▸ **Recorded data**
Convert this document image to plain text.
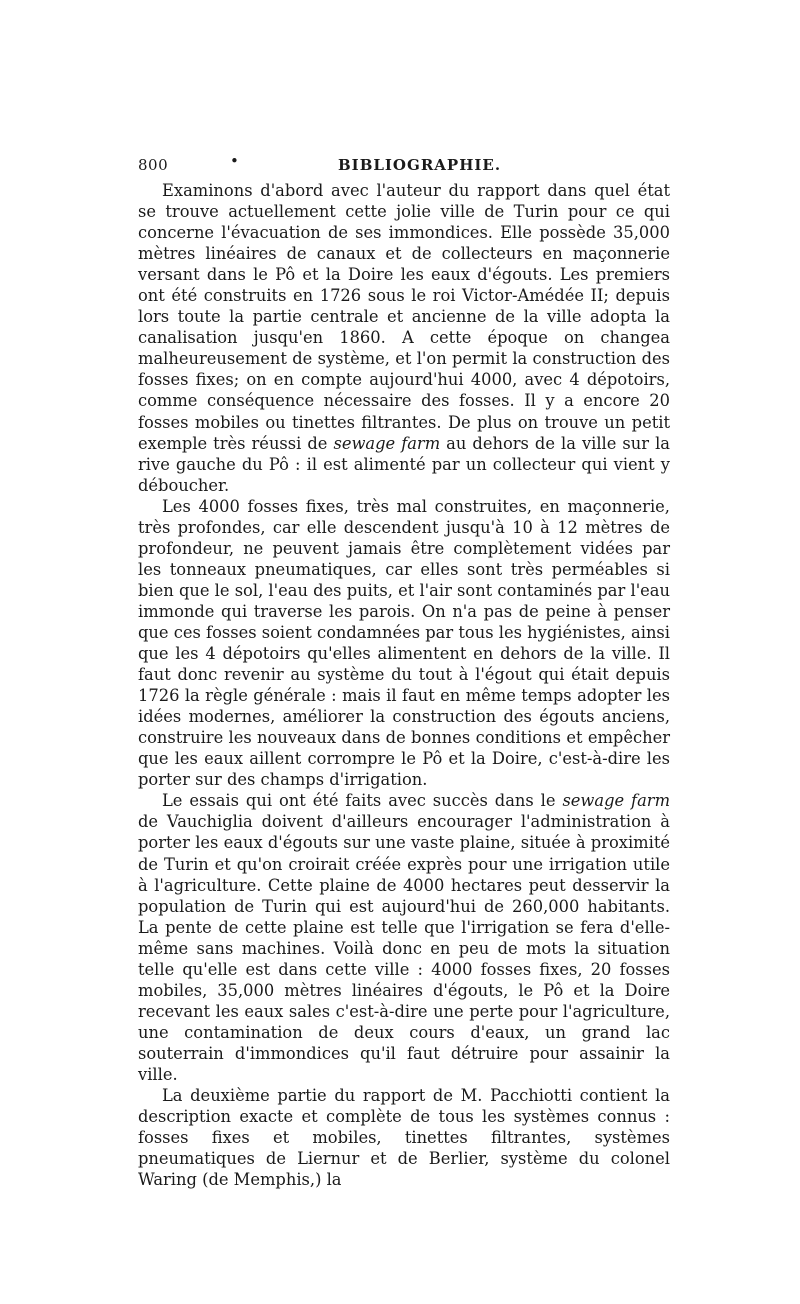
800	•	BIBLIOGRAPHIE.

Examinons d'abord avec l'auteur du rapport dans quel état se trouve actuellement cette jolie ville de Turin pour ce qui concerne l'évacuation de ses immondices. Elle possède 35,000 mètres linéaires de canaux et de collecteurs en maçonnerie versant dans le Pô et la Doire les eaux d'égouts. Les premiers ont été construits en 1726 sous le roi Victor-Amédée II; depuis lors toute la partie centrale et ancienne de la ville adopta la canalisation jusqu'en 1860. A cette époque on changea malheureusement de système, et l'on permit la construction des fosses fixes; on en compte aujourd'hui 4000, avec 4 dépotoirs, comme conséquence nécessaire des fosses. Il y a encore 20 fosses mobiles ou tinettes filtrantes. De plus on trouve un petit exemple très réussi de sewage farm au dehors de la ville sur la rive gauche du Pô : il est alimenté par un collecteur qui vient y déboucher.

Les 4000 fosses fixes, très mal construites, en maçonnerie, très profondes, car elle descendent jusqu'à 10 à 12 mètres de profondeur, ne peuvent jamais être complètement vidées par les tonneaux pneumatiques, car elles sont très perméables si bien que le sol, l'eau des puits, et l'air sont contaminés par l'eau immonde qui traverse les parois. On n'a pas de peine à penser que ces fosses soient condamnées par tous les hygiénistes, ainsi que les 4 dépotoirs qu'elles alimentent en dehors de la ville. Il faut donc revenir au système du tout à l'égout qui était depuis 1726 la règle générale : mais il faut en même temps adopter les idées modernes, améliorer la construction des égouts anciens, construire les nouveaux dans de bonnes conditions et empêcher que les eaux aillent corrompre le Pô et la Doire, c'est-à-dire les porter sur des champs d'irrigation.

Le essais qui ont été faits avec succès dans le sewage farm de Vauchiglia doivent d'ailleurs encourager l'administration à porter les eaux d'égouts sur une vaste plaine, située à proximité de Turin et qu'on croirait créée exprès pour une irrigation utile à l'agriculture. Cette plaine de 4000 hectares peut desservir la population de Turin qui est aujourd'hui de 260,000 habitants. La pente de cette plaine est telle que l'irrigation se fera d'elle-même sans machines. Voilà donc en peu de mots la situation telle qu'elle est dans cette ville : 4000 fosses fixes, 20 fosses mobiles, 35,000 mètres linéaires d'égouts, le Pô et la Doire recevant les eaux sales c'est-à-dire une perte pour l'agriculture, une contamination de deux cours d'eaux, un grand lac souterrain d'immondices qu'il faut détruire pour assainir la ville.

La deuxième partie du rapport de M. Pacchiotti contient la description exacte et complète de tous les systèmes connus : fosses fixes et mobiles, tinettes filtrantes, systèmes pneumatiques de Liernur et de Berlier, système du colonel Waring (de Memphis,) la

...

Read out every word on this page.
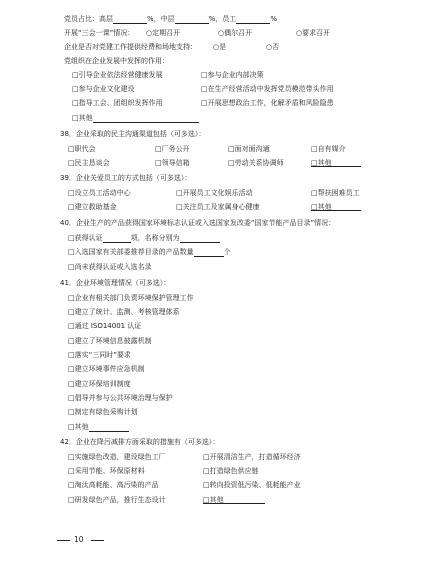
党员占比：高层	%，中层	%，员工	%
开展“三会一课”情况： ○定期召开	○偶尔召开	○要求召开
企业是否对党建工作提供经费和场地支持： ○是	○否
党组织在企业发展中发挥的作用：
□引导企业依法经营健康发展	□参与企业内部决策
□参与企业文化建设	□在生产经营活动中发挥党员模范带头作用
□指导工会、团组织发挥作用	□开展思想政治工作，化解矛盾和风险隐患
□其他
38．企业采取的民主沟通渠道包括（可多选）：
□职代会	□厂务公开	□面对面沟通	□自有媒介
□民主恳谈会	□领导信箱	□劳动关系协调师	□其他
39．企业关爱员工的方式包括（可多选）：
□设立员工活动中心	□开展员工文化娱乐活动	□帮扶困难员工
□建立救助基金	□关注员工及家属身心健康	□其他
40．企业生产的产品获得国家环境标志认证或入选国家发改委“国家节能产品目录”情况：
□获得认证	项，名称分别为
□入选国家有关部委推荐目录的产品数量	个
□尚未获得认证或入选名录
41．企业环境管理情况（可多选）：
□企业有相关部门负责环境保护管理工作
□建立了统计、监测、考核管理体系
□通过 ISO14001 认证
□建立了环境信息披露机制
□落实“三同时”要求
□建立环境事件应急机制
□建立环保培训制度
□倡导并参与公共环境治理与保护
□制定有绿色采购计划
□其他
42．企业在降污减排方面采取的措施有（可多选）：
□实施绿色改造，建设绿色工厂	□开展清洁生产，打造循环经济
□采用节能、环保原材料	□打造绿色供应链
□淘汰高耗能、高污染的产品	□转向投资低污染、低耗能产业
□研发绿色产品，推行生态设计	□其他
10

▸ **CHALLENGE**
State how many lines of the listing include the word "construction". Reply with the number alone.

▸ **ANSWER IN FULL**
2